Start of Source text

The Kilvenmani massacre (or Keezhvenmani massacre) was an incident in Kizhavenmani village, Nagapattinam district of Tamil Nadu state in India on 25 December 1968 in which a group of around 44 people, the families of striking Dalit village labourers, were murdered by a gang, allegedly led by their landlords. The chief accused was Gopalakrishnan Naidu.

It became a notable event in left wing political campaigns of the time and in Communist ideology. The incident helped to initiate large-scale changes in the local rural economy, engendering a massive redistribution of land in the region.

==Massacre==
The incident occurred when some poor labourers were influenced by the Communist Party of India (Marxist) to organise themselves into a campaign for higher wages following the increase in agricultural production as the result of the Green Revolution in India.
The lands were controlled by powerful families, while the labourers were from a marginalized community. In 1968, the agricultural labourers of unified Tanjore district formed a union seeking better working conditions and higher wages. To mark their union the workers hoisted red flags in their villages, irking their landlords. The landlords formed a separate union with yellow flags and started laying off workers belonging to the Communist unions.

This led to tensions and finally a boycott by all labourers. The peasants withheld part of the harvest as a negotiating tactic. The Paddy Producers Association, representing the local landlords, organised external labourers to continue the harvest. Matters became fraught when a local shopkeeper who supported the protesters was kidnapped by supporters of the landlords and beaten up. Protesters attacked the kidnappers, forcing them to release their hostage. In the clash, one of the landlords' agents was killed.

End of Source text
Start of Data under study

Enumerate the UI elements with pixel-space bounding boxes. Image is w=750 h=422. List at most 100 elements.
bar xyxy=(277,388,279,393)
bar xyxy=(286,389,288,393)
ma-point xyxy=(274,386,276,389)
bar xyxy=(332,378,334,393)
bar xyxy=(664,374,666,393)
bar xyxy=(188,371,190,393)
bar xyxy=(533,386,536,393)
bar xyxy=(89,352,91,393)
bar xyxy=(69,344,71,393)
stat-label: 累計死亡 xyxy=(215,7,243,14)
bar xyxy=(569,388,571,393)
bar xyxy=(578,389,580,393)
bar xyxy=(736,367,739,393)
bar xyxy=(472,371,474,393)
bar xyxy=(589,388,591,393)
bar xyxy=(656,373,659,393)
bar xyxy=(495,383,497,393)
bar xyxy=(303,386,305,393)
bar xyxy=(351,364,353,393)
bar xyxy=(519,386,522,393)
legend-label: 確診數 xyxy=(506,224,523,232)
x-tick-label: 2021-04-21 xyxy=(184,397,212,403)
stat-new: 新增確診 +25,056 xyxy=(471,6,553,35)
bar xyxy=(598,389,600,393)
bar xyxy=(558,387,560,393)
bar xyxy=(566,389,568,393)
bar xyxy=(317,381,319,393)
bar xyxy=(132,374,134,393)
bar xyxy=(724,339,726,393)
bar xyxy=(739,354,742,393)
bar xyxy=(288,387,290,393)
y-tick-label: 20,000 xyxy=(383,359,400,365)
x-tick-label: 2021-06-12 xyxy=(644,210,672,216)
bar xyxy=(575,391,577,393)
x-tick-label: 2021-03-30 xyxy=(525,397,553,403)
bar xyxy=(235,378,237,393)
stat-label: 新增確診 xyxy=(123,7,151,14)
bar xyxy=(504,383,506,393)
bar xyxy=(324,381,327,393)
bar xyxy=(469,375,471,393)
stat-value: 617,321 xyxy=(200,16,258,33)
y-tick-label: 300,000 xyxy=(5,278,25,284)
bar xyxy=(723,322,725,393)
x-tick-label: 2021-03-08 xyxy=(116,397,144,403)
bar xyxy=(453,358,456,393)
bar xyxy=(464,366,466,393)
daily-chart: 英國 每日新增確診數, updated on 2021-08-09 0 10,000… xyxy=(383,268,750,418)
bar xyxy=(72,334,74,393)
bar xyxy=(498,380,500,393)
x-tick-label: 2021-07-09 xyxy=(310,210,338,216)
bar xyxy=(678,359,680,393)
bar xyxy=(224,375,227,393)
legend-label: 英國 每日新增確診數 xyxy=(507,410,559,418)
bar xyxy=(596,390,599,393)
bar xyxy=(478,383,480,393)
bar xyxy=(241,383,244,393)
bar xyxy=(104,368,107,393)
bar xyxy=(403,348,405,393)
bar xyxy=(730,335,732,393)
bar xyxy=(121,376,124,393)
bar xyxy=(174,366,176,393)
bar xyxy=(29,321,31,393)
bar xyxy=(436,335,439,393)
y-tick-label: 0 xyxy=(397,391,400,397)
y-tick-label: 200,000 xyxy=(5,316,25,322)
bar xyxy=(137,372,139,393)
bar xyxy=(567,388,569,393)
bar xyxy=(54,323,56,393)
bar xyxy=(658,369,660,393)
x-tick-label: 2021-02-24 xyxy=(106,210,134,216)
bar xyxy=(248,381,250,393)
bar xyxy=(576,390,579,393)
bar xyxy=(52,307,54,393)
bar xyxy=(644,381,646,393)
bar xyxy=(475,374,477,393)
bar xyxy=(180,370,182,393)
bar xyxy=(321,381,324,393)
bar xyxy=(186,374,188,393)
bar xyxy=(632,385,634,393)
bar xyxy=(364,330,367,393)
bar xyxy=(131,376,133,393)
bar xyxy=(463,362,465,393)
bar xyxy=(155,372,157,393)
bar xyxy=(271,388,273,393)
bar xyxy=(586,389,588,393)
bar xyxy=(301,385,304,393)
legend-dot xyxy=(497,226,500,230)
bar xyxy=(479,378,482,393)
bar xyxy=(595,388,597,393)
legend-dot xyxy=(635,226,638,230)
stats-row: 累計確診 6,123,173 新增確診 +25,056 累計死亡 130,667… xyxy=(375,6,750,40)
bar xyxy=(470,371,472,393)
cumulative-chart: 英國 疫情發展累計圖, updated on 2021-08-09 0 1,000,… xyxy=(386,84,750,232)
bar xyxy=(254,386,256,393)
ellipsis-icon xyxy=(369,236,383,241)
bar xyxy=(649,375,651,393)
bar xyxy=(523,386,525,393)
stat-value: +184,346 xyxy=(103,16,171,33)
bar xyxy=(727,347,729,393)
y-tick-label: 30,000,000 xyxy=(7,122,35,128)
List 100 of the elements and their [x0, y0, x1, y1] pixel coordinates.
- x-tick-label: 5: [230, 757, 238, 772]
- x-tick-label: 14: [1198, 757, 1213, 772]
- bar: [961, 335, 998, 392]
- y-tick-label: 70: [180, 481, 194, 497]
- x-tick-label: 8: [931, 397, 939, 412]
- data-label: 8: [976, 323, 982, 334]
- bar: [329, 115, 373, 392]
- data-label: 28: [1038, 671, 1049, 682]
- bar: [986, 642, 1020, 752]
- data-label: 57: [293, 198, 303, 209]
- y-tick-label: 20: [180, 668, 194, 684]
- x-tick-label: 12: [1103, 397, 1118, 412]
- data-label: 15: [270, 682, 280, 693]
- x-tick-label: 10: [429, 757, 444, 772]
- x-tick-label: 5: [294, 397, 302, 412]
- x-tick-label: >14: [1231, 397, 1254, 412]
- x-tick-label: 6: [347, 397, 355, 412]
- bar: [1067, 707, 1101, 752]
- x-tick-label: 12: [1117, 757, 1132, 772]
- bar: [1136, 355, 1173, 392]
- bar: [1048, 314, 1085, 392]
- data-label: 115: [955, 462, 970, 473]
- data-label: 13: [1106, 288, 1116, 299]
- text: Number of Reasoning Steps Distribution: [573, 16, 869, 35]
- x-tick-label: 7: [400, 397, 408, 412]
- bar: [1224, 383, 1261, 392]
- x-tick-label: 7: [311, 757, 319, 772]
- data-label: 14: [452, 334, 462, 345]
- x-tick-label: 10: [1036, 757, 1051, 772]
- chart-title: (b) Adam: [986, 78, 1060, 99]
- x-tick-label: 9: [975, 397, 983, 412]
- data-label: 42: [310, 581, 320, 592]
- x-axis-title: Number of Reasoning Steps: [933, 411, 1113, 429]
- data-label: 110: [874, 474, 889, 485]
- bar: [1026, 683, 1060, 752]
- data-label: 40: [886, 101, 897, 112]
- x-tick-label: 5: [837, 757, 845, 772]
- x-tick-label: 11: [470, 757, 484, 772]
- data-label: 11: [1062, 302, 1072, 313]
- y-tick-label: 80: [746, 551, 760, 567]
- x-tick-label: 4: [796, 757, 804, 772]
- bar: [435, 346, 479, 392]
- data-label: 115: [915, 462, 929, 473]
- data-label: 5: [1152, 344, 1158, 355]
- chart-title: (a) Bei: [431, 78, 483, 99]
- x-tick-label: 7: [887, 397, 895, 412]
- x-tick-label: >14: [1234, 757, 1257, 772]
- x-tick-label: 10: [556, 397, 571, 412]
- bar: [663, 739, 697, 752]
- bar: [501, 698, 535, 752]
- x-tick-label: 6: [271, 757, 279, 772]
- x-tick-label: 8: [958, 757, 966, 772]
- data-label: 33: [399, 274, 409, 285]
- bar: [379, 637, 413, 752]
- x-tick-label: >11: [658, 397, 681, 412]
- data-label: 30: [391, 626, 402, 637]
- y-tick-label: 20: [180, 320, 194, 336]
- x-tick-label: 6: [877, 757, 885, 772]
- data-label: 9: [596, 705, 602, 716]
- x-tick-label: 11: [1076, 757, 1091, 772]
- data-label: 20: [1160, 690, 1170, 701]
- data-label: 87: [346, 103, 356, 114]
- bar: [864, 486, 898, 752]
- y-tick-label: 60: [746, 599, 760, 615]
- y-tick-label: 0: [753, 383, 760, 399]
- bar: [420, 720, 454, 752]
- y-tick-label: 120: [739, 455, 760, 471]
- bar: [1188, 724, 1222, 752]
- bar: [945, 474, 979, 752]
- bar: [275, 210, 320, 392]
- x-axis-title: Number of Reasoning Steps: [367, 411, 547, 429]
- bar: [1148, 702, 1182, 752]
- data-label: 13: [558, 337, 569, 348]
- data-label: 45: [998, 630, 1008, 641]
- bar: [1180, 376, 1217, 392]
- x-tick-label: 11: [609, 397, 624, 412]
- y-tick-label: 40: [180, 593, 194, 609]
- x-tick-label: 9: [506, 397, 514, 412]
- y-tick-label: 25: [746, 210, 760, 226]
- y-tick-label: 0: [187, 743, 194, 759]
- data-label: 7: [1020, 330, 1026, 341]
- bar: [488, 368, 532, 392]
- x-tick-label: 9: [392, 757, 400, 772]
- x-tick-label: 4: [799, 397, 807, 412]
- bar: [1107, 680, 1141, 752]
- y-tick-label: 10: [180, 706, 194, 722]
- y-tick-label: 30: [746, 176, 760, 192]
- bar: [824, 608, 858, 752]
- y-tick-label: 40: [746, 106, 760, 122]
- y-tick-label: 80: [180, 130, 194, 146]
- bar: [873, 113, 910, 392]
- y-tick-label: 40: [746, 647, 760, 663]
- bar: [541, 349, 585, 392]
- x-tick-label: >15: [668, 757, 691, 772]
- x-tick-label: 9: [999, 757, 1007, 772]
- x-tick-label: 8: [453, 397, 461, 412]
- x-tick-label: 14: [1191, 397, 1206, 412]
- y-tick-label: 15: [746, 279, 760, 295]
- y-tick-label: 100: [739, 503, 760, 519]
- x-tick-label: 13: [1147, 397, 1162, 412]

End of Data under study

The problem >> Repeat the stretch of the Kilvenmani massacre text from "The Kilvenmani massacre" through "was Gopalakrishnan Naidu.". None of the entries have any bearing on this work.

Your solution >>
The Kilvenmani massacre (or Keezhvenmani massacre) was an incident in Kizhavenmani village, Nagapattinam district of Tamil Nadu state in India on 25 December 1968 in which a group of around 44 people, the families of striking Dalit village labourers, were murdered by a gang, allegedly led by their landlords. The chief accused was Gopalakrishnan Naidu.